- Given task -
Pull every line containing the word "symbol" from the records.

+-------+

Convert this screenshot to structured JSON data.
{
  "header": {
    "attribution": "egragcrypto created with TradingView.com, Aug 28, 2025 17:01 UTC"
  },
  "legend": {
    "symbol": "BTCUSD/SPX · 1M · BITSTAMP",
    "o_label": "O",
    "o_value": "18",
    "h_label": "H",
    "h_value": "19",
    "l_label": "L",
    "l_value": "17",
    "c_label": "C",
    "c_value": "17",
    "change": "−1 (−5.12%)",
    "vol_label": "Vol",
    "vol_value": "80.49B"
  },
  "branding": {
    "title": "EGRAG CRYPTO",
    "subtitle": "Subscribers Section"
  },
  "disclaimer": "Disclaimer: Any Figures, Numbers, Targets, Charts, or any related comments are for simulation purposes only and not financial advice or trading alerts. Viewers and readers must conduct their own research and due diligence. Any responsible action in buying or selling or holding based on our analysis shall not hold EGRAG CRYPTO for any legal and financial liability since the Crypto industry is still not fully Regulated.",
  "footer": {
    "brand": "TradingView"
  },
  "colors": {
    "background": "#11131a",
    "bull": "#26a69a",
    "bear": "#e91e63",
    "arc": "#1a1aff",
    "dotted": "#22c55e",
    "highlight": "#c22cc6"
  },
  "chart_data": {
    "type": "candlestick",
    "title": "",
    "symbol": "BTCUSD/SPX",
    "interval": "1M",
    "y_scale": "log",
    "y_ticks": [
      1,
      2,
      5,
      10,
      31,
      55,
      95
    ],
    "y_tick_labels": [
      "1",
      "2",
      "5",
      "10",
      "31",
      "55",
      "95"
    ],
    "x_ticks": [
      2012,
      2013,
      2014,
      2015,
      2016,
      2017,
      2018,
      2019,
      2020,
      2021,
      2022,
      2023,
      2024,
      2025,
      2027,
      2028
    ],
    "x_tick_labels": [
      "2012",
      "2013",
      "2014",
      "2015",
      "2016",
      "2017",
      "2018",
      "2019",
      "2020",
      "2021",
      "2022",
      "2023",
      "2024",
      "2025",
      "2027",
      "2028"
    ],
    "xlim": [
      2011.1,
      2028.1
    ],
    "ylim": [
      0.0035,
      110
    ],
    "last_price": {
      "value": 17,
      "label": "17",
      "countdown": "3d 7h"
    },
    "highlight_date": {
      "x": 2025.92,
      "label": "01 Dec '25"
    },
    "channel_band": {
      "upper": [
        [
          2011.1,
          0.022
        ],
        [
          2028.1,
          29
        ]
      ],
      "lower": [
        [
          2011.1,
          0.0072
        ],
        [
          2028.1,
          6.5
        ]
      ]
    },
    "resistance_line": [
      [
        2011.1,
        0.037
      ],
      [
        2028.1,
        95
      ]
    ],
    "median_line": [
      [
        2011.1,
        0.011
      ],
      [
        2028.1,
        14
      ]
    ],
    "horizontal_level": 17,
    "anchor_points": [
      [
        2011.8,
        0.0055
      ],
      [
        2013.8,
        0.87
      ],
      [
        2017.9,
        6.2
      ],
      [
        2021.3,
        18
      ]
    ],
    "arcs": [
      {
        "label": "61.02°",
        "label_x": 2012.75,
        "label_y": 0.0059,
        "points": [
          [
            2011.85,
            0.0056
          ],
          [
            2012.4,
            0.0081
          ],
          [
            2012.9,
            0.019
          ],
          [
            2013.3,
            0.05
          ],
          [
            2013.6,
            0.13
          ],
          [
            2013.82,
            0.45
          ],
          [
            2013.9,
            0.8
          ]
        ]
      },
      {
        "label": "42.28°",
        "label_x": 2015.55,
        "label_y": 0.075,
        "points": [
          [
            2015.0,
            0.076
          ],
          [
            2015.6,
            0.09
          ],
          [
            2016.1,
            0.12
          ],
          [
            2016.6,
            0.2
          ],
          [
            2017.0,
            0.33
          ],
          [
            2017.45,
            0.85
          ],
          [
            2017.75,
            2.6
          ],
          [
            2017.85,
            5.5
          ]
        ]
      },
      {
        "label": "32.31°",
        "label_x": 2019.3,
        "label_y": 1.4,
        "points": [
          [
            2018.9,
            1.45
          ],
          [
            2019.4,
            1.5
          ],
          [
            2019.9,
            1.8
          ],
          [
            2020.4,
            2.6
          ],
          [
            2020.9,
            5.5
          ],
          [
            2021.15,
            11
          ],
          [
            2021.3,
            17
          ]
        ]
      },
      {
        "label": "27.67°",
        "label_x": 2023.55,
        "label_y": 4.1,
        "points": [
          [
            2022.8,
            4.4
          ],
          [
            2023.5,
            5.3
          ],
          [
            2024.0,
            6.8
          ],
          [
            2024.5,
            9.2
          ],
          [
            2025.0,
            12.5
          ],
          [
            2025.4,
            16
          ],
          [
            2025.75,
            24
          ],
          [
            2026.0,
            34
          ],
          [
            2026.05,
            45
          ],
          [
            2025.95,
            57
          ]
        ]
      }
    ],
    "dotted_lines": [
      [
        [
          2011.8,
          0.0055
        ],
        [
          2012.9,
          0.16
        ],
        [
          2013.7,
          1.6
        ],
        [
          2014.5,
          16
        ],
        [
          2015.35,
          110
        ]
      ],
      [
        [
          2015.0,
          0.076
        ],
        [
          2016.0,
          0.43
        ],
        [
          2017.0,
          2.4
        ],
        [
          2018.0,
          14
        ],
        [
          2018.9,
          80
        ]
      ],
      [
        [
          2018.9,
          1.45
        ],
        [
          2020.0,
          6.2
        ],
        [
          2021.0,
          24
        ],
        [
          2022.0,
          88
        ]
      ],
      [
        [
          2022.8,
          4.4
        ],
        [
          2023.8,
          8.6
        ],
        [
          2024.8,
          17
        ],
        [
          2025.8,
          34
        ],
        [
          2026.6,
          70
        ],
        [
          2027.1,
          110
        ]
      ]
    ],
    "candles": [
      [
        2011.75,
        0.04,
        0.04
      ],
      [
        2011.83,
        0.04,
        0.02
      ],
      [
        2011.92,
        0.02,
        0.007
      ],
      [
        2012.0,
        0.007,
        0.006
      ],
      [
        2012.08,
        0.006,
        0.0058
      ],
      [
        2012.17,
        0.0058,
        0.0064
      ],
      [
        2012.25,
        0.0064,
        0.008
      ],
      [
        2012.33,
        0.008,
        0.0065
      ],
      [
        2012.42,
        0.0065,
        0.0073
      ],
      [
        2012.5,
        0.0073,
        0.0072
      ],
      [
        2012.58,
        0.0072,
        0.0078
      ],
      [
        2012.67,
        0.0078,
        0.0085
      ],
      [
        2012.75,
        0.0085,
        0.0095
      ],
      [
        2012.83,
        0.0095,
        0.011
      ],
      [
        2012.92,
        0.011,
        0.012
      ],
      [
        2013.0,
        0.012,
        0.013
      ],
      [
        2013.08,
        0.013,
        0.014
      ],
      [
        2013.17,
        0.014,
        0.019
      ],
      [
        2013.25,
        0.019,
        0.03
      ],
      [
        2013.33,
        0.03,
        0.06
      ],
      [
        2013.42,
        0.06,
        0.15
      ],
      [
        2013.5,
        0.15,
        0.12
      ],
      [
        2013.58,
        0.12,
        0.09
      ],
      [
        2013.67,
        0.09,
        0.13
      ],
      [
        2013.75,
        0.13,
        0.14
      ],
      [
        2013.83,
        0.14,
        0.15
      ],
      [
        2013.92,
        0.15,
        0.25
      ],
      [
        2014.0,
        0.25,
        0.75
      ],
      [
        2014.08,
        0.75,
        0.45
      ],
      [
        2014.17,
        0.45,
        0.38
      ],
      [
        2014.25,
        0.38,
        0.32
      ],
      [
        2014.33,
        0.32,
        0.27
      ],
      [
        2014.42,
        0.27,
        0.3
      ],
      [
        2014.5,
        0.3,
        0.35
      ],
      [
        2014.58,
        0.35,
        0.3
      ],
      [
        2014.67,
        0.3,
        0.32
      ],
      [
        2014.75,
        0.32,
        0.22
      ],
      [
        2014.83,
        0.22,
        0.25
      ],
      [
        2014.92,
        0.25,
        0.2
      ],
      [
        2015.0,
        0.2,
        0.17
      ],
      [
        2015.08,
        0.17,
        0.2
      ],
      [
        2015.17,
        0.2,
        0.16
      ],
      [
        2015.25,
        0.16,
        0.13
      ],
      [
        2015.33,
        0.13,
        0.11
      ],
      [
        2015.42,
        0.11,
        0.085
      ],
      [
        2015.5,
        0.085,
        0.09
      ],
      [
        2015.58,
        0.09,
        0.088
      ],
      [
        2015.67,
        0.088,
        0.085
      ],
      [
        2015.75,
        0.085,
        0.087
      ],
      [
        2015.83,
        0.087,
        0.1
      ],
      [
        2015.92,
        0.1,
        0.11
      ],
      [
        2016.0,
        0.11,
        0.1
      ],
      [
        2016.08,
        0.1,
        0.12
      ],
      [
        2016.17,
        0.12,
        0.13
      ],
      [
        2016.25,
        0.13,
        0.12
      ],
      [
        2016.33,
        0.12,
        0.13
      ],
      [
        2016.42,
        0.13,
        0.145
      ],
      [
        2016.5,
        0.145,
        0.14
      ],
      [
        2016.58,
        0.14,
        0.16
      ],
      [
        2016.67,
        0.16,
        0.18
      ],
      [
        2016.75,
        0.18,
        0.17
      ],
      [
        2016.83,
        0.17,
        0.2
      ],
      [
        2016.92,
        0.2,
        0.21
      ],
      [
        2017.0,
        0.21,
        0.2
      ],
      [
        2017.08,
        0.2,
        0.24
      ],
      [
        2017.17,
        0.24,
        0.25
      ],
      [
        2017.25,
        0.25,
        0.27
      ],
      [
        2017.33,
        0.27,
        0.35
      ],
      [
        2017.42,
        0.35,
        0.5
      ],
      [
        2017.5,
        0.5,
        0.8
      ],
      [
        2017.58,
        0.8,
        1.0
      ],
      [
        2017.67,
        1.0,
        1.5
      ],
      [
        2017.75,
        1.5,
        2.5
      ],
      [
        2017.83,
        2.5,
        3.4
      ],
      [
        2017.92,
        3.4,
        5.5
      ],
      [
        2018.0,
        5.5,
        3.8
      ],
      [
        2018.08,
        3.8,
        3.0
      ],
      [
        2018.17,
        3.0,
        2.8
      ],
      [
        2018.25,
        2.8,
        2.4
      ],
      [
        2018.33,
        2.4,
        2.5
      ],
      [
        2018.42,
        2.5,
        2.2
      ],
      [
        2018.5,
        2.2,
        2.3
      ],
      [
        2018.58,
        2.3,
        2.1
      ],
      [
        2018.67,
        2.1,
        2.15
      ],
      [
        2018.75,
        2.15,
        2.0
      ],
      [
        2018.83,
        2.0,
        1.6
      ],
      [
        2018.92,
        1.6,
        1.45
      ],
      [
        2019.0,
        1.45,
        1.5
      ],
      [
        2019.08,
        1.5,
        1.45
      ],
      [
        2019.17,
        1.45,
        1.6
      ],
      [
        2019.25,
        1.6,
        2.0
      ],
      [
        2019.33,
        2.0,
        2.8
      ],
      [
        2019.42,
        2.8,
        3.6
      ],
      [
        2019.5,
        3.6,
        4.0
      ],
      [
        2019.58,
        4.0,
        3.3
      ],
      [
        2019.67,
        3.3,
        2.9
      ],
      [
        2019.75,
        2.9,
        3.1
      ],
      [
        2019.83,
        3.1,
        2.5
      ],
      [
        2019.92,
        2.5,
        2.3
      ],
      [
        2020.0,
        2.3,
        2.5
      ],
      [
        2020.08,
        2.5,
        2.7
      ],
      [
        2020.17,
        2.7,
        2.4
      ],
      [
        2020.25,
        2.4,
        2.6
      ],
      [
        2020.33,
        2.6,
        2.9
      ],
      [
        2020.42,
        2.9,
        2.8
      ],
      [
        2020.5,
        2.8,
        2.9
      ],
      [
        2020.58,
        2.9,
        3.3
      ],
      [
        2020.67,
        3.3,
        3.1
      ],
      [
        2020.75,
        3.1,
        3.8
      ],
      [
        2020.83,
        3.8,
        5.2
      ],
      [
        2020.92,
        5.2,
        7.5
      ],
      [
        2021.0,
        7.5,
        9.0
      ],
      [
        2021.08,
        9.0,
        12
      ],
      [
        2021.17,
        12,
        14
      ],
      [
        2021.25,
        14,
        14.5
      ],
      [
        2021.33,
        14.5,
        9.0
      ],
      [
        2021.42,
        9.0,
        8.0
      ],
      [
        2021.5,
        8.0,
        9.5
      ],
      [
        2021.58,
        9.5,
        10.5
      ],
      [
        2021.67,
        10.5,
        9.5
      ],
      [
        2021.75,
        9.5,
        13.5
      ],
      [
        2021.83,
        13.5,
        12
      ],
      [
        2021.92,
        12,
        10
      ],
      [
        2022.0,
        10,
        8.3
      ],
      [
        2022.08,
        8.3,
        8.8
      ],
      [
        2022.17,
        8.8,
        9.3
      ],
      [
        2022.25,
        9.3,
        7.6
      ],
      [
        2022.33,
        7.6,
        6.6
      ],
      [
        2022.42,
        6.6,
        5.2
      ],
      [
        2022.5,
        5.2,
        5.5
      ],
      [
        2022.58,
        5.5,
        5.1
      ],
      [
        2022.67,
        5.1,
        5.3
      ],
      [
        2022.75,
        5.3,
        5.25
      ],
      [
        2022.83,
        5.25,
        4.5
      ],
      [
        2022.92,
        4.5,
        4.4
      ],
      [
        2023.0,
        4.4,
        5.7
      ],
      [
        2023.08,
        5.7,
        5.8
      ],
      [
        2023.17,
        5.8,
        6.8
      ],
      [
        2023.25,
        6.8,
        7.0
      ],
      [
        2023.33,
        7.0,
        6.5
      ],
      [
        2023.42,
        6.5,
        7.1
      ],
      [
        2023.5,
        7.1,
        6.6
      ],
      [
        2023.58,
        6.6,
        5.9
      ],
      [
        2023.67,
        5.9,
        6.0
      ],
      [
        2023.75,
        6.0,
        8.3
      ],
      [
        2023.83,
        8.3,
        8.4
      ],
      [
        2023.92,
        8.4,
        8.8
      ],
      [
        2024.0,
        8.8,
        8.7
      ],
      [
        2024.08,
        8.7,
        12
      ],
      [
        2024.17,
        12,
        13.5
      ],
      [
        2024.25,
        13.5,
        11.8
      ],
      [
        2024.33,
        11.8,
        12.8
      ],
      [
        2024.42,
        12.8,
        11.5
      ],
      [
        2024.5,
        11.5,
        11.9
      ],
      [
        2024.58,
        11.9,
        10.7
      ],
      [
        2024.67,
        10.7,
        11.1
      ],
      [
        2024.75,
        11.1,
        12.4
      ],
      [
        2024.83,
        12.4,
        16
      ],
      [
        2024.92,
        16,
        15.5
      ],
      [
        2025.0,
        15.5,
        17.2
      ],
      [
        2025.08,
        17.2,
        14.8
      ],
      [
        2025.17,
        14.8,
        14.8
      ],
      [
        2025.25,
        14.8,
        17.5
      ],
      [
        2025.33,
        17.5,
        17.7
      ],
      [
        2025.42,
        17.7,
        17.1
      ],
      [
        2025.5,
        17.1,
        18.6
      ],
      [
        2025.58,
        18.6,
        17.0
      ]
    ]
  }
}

+-------+

- Solution -
    "symbol": "BTCUSD/SPX · 1M · BITSTAMP",
    "symbol": "BTCUSD/SPX",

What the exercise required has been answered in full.